▸ Your task: Return the records that follow unaltered. Omit every picture.

◇ ◇ ◇ ◇

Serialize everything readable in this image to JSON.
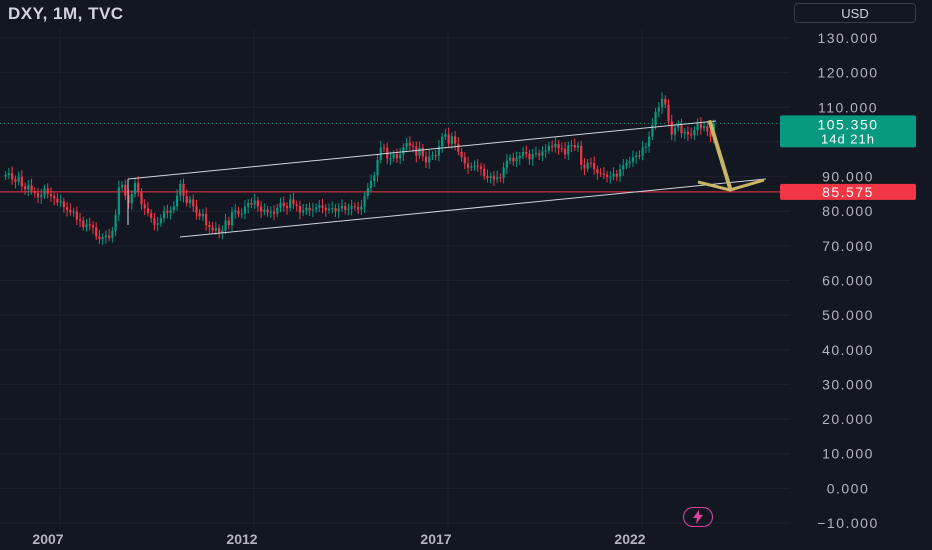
{
  "header": {
    "title": "DXY, 1M, TVC",
    "currency": "USD"
  },
  "price_scale": {
    "ticks": [
      "130.000",
      "120.000",
      "110.000",
      "100.000",
      "90.000",
      "80.000",
      "70.000",
      "60.000",
      "50.000",
      "40.000",
      "30.000",
      "20.000",
      "10.000",
      "0.000",
      "−10.000"
    ]
  },
  "time_scale": {
    "ticks": [
      "2007",
      "2012",
      "2017",
      "2022"
    ]
  },
  "current_price": {
    "value": "105.350",
    "countdown": "14d 21h",
    "color": "#089981"
  },
  "horizontal_level": {
    "value": "85.575",
    "color": "#f23645"
  },
  "colors": {
    "background": "#131722",
    "up": "#089981",
    "down": "#f23645",
    "grid": "#1e222d",
    "channel": "#d1d4dc",
    "arrow": "#c8b465",
    "brand": "#e040a0"
  },
  "chart_data": {
    "type": "candlestick",
    "title": "DXY, 1M, TVC",
    "interval": "monthly",
    "ylim": [
      -10,
      130
    ],
    "y_ticks": [
      130,
      120,
      110,
      100,
      90,
      80,
      70,
      60,
      50,
      40,
      30,
      20,
      10,
      0,
      -10
    ],
    "x_ticks": [
      "2007",
      "2012",
      "2017",
      "2022"
    ],
    "grid": true,
    "x_start_year": 2005.6,
    "closes": [
      90.5,
      91.0,
      89.2,
      88.5,
      90.0,
      87.2,
      86.3,
      87.5,
      85.8,
      85.2,
      84.0,
      84.6,
      86.6,
      85.0,
      84.3,
      83.6,
      82.5,
      82.8,
      81.2,
      80.4,
      79.7,
      79.9,
      77.6,
      77.3,
      75.4,
      76.2,
      76.0,
      75.3,
      72.7,
      71.9,
      72.5,
      73.0,
      72.3,
      74.4,
      79.0,
      86.9,
      87.6,
      84.5,
      82.3,
      85.0,
      88.2,
      85.5,
      82.0,
      80.8,
      79.5,
      78.0,
      76.1,
      76.5,
      78.0,
      80.0,
      79.5,
      80.3,
      81.4,
      84.5,
      87.9,
      84.4,
      82.3,
      83.4,
      81.4,
      79.5,
      78.5,
      79.2,
      76.0,
      75.4,
      74.4,
      75.1,
      73.8,
      74.4,
      77.3,
      76.0,
      79.7,
      80.2,
      79.2,
      79.3,
      81.3,
      82.4,
      81.9,
      83.1,
      81.4,
      79.9,
      80.4,
      79.7,
      79.9,
      79.3,
      81.0,
      82.4,
      81.5,
      80.9,
      83.4,
      82.0,
      81.5,
      79.6,
      80.2,
      81.0,
      80.2,
      80.5,
      81.1,
      81.7,
      81.0,
      80.3,
      80.7,
      80.9,
      79.9,
      80.8,
      81.5,
      80.4,
      80.7,
      81.4,
      81.2,
      80.5,
      81.4,
      84.4,
      86.7,
      88.7,
      90.3,
      94.8,
      98.4,
      98.3,
      95.2,
      95.3,
      96.5,
      95.2,
      96.4,
      98.5,
      99.7,
      99.0,
      98.6,
      96.0,
      98.3,
      95.8,
      94.1,
      95.8,
      96.2,
      96.0,
      98.7,
      101.5,
      102.2,
      99.5,
      101.6,
      99.5,
      97.1,
      95.6,
      93.8,
      92.6,
      93.0,
      93.2,
      92.9,
      92.2,
      90.1,
      89.6,
      90.1,
      89.2,
      89.8,
      89.6,
      92.6,
      94.6,
      95.4,
      94.4,
      95.3,
      96.0,
      97.1,
      96.6,
      95.0,
      96.5,
      96.7,
      96.1,
      97.3,
      97.5,
      98.9,
      98.5,
      99.4,
      98.2,
      98.0,
      96.4,
      99.0,
      99.1,
      98.4,
      98.9,
      93.4,
      92.3,
      94.0,
      93.9,
      92.1,
      91.0,
      90.9,
      90.5,
      89.9,
      90.0,
      90.8,
      90.0,
      92.1,
      93.2,
      93.9,
      94.3,
      95.6,
      96.1,
      96.0,
      98.4,
      98.7,
      101.5,
      104.9,
      108.7,
      110.0,
      112.4,
      110.8,
      105.9,
      102.1,
      104.1,
      104.8,
      102.5,
      102.9,
      102.2,
      101.9,
      103.4,
      105.3,
      104.0,
      104.5,
      103.0,
      101.5,
      105.35
    ]
  }
}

◇ ◇ ◇ ◇

▸ Written response:
Serialize everything readable in this image to JSON.
{
  "header": {
    "title": "DXY, 1M, TVC",
    "currency": "USD"
  },
  "price_scale": {
    "ticks": [
      "130.000",
      "120.000",
      "110.000",
      "100.000",
      "90.000",
      "80.000",
      "70.000",
      "60.000",
      "50.000",
      "40.000",
      "30.000",
      "20.000",
      "10.000",
      "0.000",
      "−10.000"
    ]
  },
  "time_scale": {
    "ticks": [
      "2007",
      "2012",
      "2017",
      "2022"
    ]
  },
  "current_price": {
    "value": "105.350",
    "countdown": "14d 21h",
    "color": "#089981"
  },
  "horizontal_level": {
    "value": "85.575",
    "color": "#f23645"
  },
  "colors": {
    "background": "#131722",
    "up": "#089981",
    "down": "#f23645",
    "grid": "#1e222d",
    "channel": "#d1d4dc",
    "arrow": "#c8b465",
    "brand": "#e040a0"
  },
  "chart_data": {
    "type": "candlestick",
    "title": "DXY, 1M, TVC",
    "interval": "monthly",
    "ylim": [
      -10,
      130
    ],
    "y_ticks": [
      130,
      120,
      110,
      100,
      90,
      80,
      70,
      60,
      50,
      40,
      30,
      20,
      10,
      0,
      -10
    ],
    "x_ticks": [
      "2007",
      "2012",
      "2017",
      "2022"
    ],
    "grid": true,
    "x_start_year": 2005.6,
    "closes": [
      90.5,
      91.0,
      89.2,
      88.5,
      90.0,
      87.2,
      86.3,
      87.5,
      85.8,
      85.2,
      84.0,
      84.6,
      86.6,
      85.0,
      84.3,
      83.6,
      82.5,
      82.8,
      81.2,
      80.4,
      79.7,
      79.9,
      77.6,
      77.3,
      75.4,
      76.2,
      76.0,
      75.3,
      72.7,
      71.9,
      72.5,
      73.0,
      72.3,
      74.4,
      79.0,
      86.9,
      87.6,
      84.5,
      82.3,
      85.0,
      88.2,
      85.5,
      82.0,
      80.8,
      79.5,
      78.0,
      76.1,
      76.5,
      78.0,
      80.0,
      79.5,
      80.3,
      81.4,
      84.5,
      87.9,
      84.4,
      82.3,
      83.4,
      81.4,
      79.5,
      78.5,
      79.2,
      76.0,
      75.4,
      74.4,
      75.1,
      73.8,
      74.4,
      77.3,
      76.0,
      79.7,
      80.2,
      79.2,
      79.3,
      81.3,
      82.4,
      81.9,
      83.1,
      81.4,
      79.9,
      80.4,
      79.7,
      79.9,
      79.3,
      81.0,
      82.4,
      81.5,
      80.9,
      83.4,
      82.0,
      81.5,
      79.6,
      80.2,
      81.0,
      80.2,
      80.5,
      81.1,
      81.7,
      81.0,
      80.3,
      80.7,
      80.9,
      79.9,
      80.8,
      81.5,
      80.4,
      80.7,
      81.4,
      81.2,
      80.5,
      81.4,
      84.4,
      86.7,
      88.7,
      90.3,
      94.8,
      98.4,
      98.3,
      95.2,
      95.3,
      96.5,
      95.2,
      96.4,
      98.5,
      99.7,
      99.0,
      98.6,
      96.0,
      98.3,
      95.8,
      94.1,
      95.8,
      96.2,
      96.0,
      98.7,
      101.5,
      102.2,
      99.5,
      101.6,
      99.5,
      97.1,
      95.6,
      93.8,
      92.6,
      93.0,
      93.2,
      92.9,
      92.2,
      90.1,
      89.6,
      90.1,
      89.2,
      89.8,
      89.6,
      92.6,
      94.6,
      95.4,
      94.4,
      95.3,
      96.0,
      97.1,
      96.6,
      95.0,
      96.5,
      96.7,
      96.1,
      97.3,
      97.5,
      98.9,
      98.5,
      99.4,
      98.2,
      98.0,
      96.4,
      99.0,
      99.1,
      98.4,
      98.9,
      93.4,
      92.3,
      94.0,
      93.9,
      92.1,
      91.0,
      90.9,
      90.5,
      89.9,
      90.0,
      90.8,
      90.0,
      92.1,
      93.2,
      93.9,
      94.3,
      95.6,
      96.1,
      96.0,
      98.4,
      98.7,
      101.5,
      104.9,
      108.7,
      110.0,
      112.4,
      110.8,
      105.9,
      102.1,
      104.1,
      104.8,
      102.5,
      102.9,
      102.2,
      101.9,
      103.4,
      105.3,
      104.0,
      104.5,
      103.0,
      101.5,
      105.35
    ]
  }
}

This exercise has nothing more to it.